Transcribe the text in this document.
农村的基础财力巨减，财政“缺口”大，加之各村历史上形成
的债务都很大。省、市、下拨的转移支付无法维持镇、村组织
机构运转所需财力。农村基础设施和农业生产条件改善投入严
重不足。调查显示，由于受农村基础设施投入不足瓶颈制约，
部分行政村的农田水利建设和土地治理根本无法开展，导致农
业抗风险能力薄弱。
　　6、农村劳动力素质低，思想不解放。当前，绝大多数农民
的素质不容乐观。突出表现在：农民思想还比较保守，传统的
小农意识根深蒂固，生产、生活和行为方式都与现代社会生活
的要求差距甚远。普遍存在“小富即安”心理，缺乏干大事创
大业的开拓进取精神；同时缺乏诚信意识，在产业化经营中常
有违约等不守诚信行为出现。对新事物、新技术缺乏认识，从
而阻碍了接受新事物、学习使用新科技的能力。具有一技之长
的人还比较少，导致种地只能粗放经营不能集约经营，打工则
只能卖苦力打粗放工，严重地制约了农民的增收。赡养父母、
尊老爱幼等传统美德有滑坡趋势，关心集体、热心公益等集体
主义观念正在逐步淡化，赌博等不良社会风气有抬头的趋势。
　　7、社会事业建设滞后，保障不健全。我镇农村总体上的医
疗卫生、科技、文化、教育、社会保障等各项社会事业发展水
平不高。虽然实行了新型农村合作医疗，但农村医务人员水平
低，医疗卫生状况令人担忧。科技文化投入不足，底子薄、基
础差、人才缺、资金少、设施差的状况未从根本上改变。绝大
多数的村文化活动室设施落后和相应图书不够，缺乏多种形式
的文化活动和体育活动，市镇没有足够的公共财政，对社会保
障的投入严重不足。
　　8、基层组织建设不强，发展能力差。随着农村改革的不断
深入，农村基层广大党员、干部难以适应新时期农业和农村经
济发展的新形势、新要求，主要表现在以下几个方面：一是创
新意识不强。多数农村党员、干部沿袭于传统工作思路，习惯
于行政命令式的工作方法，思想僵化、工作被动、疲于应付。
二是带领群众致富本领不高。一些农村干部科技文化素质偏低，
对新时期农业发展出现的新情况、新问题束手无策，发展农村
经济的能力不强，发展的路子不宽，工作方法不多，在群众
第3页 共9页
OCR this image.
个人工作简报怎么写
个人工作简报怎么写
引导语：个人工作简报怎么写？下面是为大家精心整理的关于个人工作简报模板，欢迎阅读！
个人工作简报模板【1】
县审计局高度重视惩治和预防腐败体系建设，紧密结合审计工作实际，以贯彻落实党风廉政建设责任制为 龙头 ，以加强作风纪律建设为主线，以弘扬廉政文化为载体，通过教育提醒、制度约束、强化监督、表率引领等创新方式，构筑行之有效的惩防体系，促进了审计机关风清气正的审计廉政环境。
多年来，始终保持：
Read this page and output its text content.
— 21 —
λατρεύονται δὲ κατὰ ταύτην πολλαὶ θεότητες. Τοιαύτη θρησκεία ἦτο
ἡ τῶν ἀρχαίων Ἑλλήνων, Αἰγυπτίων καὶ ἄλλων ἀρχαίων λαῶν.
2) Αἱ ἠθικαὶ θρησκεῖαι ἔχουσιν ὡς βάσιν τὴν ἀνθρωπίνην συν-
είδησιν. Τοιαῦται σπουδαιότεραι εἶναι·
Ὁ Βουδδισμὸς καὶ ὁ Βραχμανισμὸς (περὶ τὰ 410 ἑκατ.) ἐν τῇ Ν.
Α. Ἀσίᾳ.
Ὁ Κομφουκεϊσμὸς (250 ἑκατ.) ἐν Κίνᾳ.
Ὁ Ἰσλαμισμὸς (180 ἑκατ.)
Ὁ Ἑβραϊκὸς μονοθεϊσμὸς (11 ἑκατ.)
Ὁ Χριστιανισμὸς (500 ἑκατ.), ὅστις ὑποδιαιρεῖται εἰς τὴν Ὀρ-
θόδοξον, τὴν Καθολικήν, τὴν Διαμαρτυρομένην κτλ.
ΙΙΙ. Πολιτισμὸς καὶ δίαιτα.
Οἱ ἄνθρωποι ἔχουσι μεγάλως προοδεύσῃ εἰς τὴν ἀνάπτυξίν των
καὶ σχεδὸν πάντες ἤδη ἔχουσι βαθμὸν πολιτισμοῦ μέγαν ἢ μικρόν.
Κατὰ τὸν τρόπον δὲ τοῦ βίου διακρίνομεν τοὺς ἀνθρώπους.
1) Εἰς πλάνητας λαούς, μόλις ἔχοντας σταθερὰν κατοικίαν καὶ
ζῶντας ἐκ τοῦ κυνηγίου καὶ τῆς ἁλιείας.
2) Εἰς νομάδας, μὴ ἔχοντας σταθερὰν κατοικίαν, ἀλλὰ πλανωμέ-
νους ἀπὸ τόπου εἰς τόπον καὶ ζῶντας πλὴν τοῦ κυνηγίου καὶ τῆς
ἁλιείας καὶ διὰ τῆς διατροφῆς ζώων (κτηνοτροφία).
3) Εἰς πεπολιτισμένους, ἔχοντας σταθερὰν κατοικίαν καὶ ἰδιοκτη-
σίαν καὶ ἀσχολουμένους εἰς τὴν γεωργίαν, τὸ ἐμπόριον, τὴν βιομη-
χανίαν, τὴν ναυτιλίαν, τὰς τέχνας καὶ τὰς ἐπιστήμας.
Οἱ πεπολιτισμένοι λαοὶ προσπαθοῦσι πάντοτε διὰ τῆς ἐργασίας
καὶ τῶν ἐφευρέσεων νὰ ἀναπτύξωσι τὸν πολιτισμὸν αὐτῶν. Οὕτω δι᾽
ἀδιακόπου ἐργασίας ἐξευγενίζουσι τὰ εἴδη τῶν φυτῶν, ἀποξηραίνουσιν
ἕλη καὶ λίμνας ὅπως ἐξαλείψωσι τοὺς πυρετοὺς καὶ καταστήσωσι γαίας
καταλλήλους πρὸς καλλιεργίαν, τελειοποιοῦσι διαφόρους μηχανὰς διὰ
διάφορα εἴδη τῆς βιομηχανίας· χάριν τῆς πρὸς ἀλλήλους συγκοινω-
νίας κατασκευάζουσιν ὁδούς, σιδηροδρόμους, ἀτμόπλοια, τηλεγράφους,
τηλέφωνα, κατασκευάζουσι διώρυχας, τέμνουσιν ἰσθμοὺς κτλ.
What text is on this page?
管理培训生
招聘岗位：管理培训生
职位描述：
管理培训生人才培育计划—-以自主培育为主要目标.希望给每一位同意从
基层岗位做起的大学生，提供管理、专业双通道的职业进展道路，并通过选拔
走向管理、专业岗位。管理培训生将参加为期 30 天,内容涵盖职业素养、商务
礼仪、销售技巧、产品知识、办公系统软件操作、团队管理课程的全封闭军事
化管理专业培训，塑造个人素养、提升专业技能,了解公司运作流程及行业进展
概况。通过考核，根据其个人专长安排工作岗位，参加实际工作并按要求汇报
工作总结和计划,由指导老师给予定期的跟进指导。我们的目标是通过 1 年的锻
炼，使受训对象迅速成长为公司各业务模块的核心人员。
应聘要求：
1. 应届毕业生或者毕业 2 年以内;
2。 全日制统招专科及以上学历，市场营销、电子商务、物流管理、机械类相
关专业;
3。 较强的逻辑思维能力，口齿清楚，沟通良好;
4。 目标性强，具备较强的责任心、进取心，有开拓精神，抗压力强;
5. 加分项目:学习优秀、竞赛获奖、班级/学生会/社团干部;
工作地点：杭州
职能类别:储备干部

• Your instructions: Reproduce every line of the data verbatim.

• Output:
Transcribe the text in this document.
农村的基础财力巨减，财政“缺口”大，加之各村历史上形成
的债务都很大。省、市、下拨的转移支付无法维持镇、村组织
机构运转所需财力。农村基础设施和农业生产条件改善投入严
重不足。调查显示，由于受农村基础设施投入不足瓶颈制约，
部分行政村的农田水利建设和土地治理根本无法开展，导致农
业抗风险能力薄弱。
　　6、农村劳动力素质低，思想不解放。当前，绝大多数农民
的素质不容乐观。突出表现在：农民思想还比较保守，传统的
小农意识根深蒂固，生产、生活和行为方式都与现代社会生活
的要求差距甚远。普遍存在“小富即安”心理，缺乏干大事创
大业的开拓进取精神；同时缺乏诚信意识，在产业化经营中常
有违约等不守诚信行为出现。对新事物、新技术缺乏认识，从
而阻碍了接受新事物、学习使用新科技的能力。具有一技之长
的人还比较少，导致种地只能粗放经营不能集约经营，打工则
只能卖苦力打粗放工，严重地制约了农民的增收。赡养父母、
尊老爱幼等传统美德有滑坡趋势，关心集体、热心公益等集体
主义观念正在逐步淡化，赌博等不良社会风气有抬头的趋势。
　　7、社会事业建设滞后，保障不健全。我镇农村总体上的医
疗卫生、科技、文化、教育、社会保障等各项社会事业发展水
平不高。虽然实行了新型农村合作医疗，但农村医务人员水平
低，医疗卫生状况令人担忧。科技文化投入不足，底子薄、基
础差、人才缺、资金少、设施差的状况未从根本上改变。绝大
多数的村文化活动室设施落后和相应图书不够，缺乏多种形式
的文化活动和体育活动，市镇没有足够的公共财政，对社会保
障的投入严重不足。
　　8、基层组织建设不强，发展能力差。随着农村改革的不断
深入，农村基层广大党员、干部难以适应新时期农业和农村经
济发展的新形势、新要求，主要表现在以下几个方面：一是创
新意识不强。多数农村党员、干部沿袭于传统工作思路，习惯
于行政命令式的工作方法，思想僵化、工作被动、疲于应付。
二是带领群众致富本领不高。一些农村干部科技文化素质偏低，
对新时期农业发展出现的新情况、新问题束手无策，发展农村
经济的能力不强，发展的路子不宽，工作方法不多，在群众
第3页 共9页
OCR this image.
个人工作简报怎么写
个人工作简报怎么写
引导语：个人工作简报怎么写？下面是为大家精心整理的关于个人工作简报模板，欢迎阅读！
个人工作简报模板【1】
县审计局高度重视惩治和预防腐败体系建设，紧密结合审计工作实际，以贯彻落实党风廉政建设责任制为 龙头 ，以加强作风纪律建设为主线，以弘扬廉政文化为载体，通过教育提醒、制度约束、强化监督、表率引领等创新方式，构筑行之有效的惩防体系，促进了审计机关风清气正的审计廉政环境。
多年来，始终保持：
Read this page and output its text content.
— 21 —
λατρεύονται δὲ κατὰ ταύτην πολλαὶ θεότητες. Τοιαύτη θρησκεία ἦτο
ἡ τῶν ἀρχαίων Ἑλλήνων, Αἰγυπτίων καὶ ἄλλων ἀρχαίων λαῶν.
2) Αἱ ἠθικαὶ θρησκεῖαι ἔχουσιν ὡς βάσιν τὴν ἀνθρωπίνην συν-
είδησιν. Τοιαῦται σπουδαιότεραι εἶναι·
Ὁ Βουδδισμὸς καὶ ὁ Βραχμανισμὸς (περὶ τὰ 410 ἑκατ.) ἐν τῇ Ν.
Α. Ἀσίᾳ.
Ὁ Κομφουκεϊσμὸς (250 ἑκατ.) ἐν Κίνᾳ.
Ὁ Ἰσλαμισμὸς (180 ἑκατ.)
Ὁ Ἑβραϊκὸς μονοθεϊσμὸς (11 ἑκατ.)
Ὁ Χριστιανισμὸς (500 ἑκατ.), ὅστις ὑποδιαιρεῖται εἰς τὴν Ὀρ-
θόδοξον, τὴν Καθολικήν, τὴν Διαμαρτυρομένην κτλ.
ΙΙΙ. Πολιτισμὸς καὶ δίαιτα.
Οἱ ἄνθρωποι ἔχουσι μεγάλως προοδεύσῃ εἰς τὴν ἀνάπτυξίν των
καὶ σχεδὸν πάντες ἤδη ἔχουσι βαθμὸν πολιτισμοῦ μέγαν ἢ μικρόν.
Κατὰ τὸν τρόπον δὲ τοῦ βίου διακρίνομεν τοὺς ἀνθρώπους.
1) Εἰς πλάνητας λαούς, μόλις ἔχοντας σταθερὰν κατοικίαν καὶ
ζῶντας ἐκ τοῦ κυνηγίου καὶ τῆς ἁλιείας.
2) Εἰς νομάδας, μὴ ἔχοντας σταθερὰν κατοικίαν, ἀλλὰ πλανωμέ-
νους ἀπὸ τόπου εἰς τόπον καὶ ζῶντας πλὴν τοῦ κυνηγίου καὶ τῆς
ἁλιείας καὶ διὰ τῆς διατροφῆς ζώων (κτηνοτροφία).
3) Εἰς πεπολιτισμένους, ἔχοντας σταθερὰν κατοικίαν καὶ ἰδιοκτη-
σίαν καὶ ἀσχολουμένους εἰς τὴν γεωργίαν, τὸ ἐμπόριον, τὴν βιομη-
χανίαν, τὴν ναυτιλίαν, τὰς τέχνας καὶ τὰς ἐπιστήμας.
Οἱ πεπολιτισμένοι λαοὶ προσπαθοῦσι πάντοτε διὰ τῆς ἐργασίας
καὶ τῶν ἐφευρέσεων νὰ ἀναπτύξωσι τὸν πολιτισμὸν αὐτῶν. Οὕτω δι᾽
ἀδιακόπου ἐργασίας ἐξευγενίζουσι τὰ εἴδη τῶν φυτῶν, ἀποξηραίνουσιν
ἕλη καὶ λίμνας ὅπως ἐξαλείψωσι τοὺς πυρετοὺς καὶ καταστήσωσι γαίας
καταλλήλους πρὸς καλλιεργίαν, τελειοποιοῦσι διαφόρους μηχανὰς διὰ
διάφορα εἴδη τῆς βιομηχανίας· χάριν τῆς πρὸς ἀλλήλους συγκοινω-
νίας κατασκευάζουσιν ὁδούς, σιδηροδρόμους, ἀτμόπλοια, τηλεγράφους,
τηλέφωνα, κατασκευάζουσι διώρυχας, τέμνουσιν ἰσθμοὺς κτλ.
What text is on this page?
管理培训生
招聘岗位：管理培训生
职位描述：
管理培训生人才培育计划—-以自主培育为主要目标.希望给每一位同意从
基层岗位做起的大学生，提供管理、专业双通道的职业进展道路，并通过选拔
走向管理、专业岗位。管理培训生将参加为期 30 天,内容涵盖职业素养、商务
礼仪、销售技巧、产品知识、办公系统软件操作、团队管理课程的全封闭军事
化管理专业培训，塑造个人素养、提升专业技能,了解公司运作流程及行业进展
概况。通过考核，根据其个人专长安排工作岗位，参加实际工作并按要求汇报
工作总结和计划,由指导老师给予定期的跟进指导。我们的目标是通过 1 年的锻
炼，使受训对象迅速成长为公司各业务模块的核心人员。
应聘要求：
1. 应届毕业生或者毕业 2 年以内;
2。 全日制统招专科及以上学历，市场营销、电子商务、物流管理、机械类相
关专业;
3。 较强的逻辑思维能力，口齿清楚，沟通良好;
4。 目标性强，具备较强的责任心、进取心，有开拓精神，抗压力强;
5. 加分项目:学习优秀、竞赛获奖、班级/学生会/社团干部;
工作地点：杭州
职能类别:储备干部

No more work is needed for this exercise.